Output each line exactly as it appears, skipping any embedded picture.
────────────────────────────────────────
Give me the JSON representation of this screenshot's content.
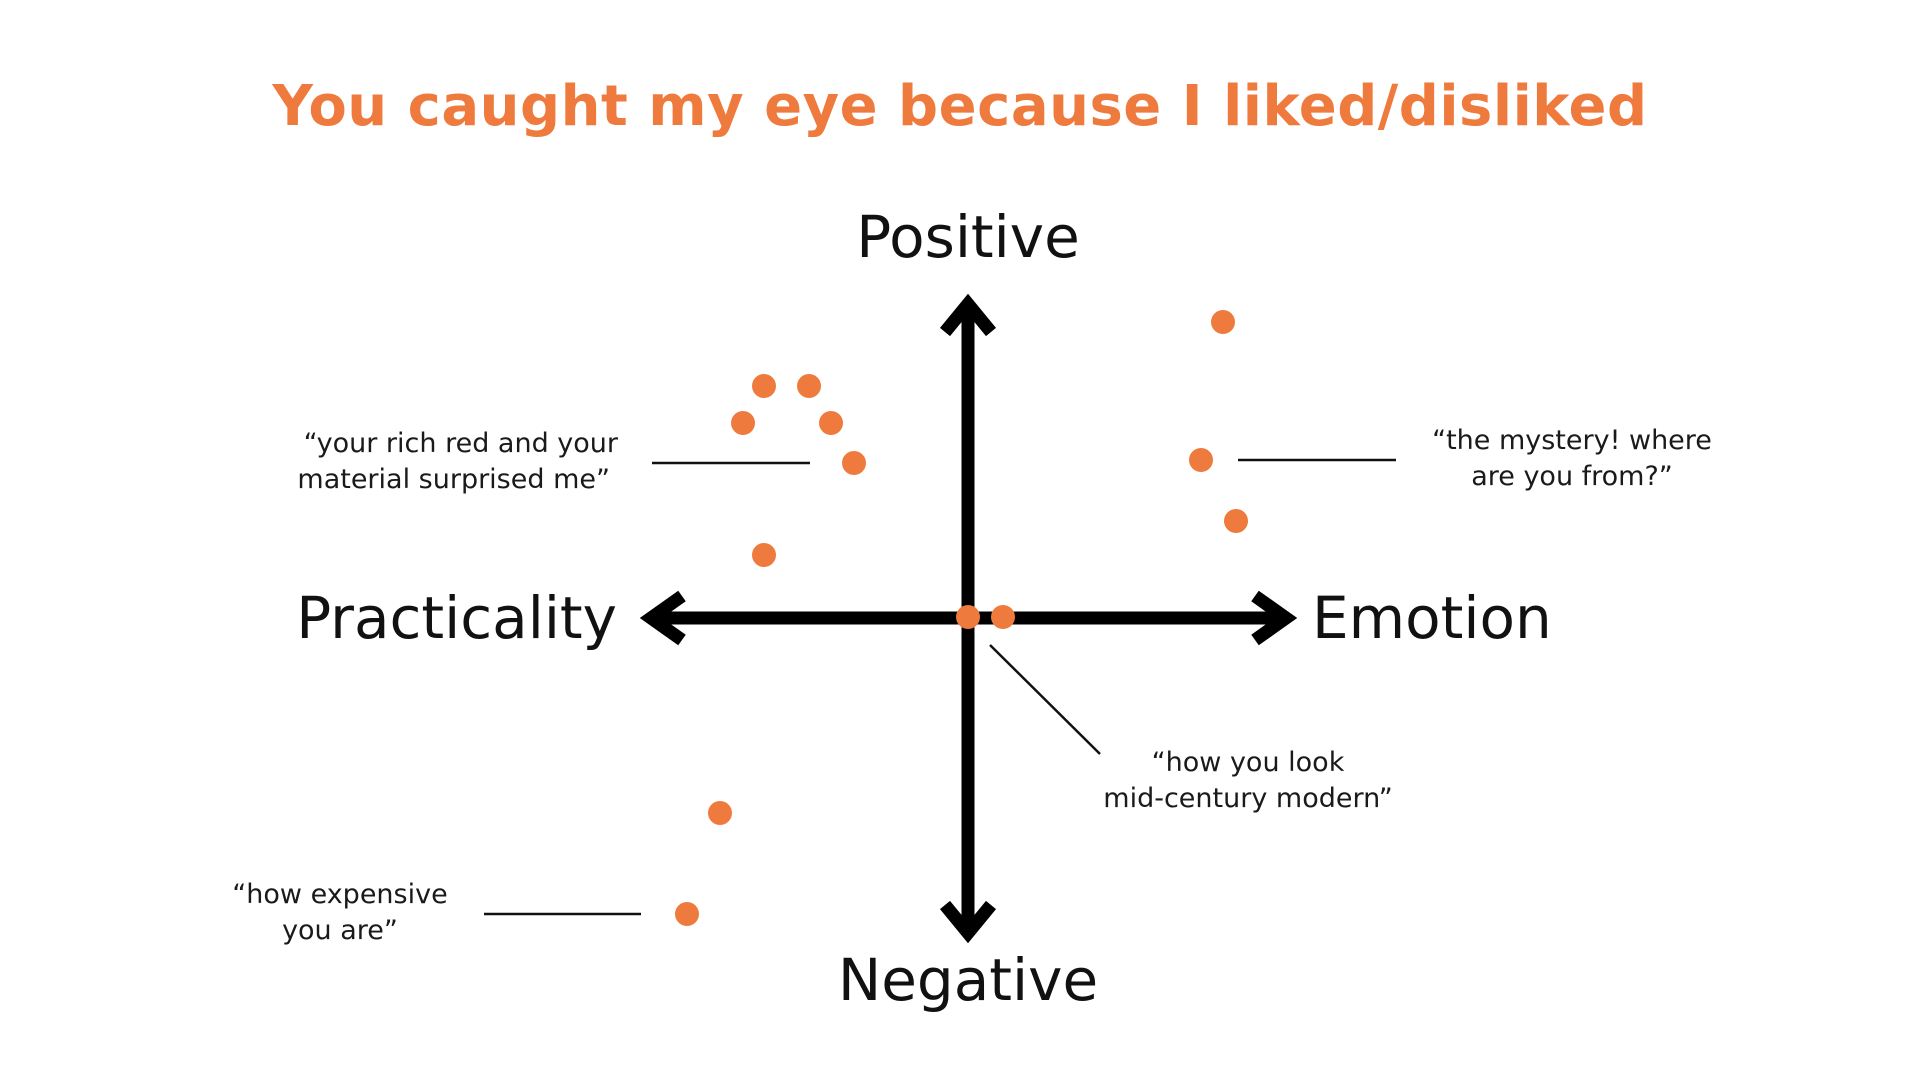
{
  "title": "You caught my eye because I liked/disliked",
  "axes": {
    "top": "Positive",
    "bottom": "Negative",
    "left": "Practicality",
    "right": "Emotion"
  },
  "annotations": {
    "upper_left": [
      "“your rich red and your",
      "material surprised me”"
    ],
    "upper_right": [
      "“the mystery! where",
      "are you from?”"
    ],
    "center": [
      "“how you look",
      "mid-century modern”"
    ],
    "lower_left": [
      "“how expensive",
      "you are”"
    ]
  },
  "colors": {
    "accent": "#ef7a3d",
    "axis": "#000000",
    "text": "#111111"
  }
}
────────────────────────────────────────
■ **Answer in full**:
Give me the JSON representation of this screenshot's content.
{
  "title": "You caught my eye because I liked/disliked",
  "axes": {
    "top": "Positive",
    "bottom": "Negative",
    "left": "Practicality",
    "right": "Emotion"
  },
  "annotations": {
    "upper_left": [
      "“your rich red and your",
      "material surprised me”"
    ],
    "upper_right": [
      "“the mystery! where",
      "are you from?”"
    ],
    "center": [
      "“how you look",
      "mid-century modern”"
    ],
    "lower_left": [
      "“how expensive",
      "you are”"
    ]
  },
  "colors": {
    "accent": "#ef7a3d",
    "axis": "#000000",
    "text": "#111111"
  }
}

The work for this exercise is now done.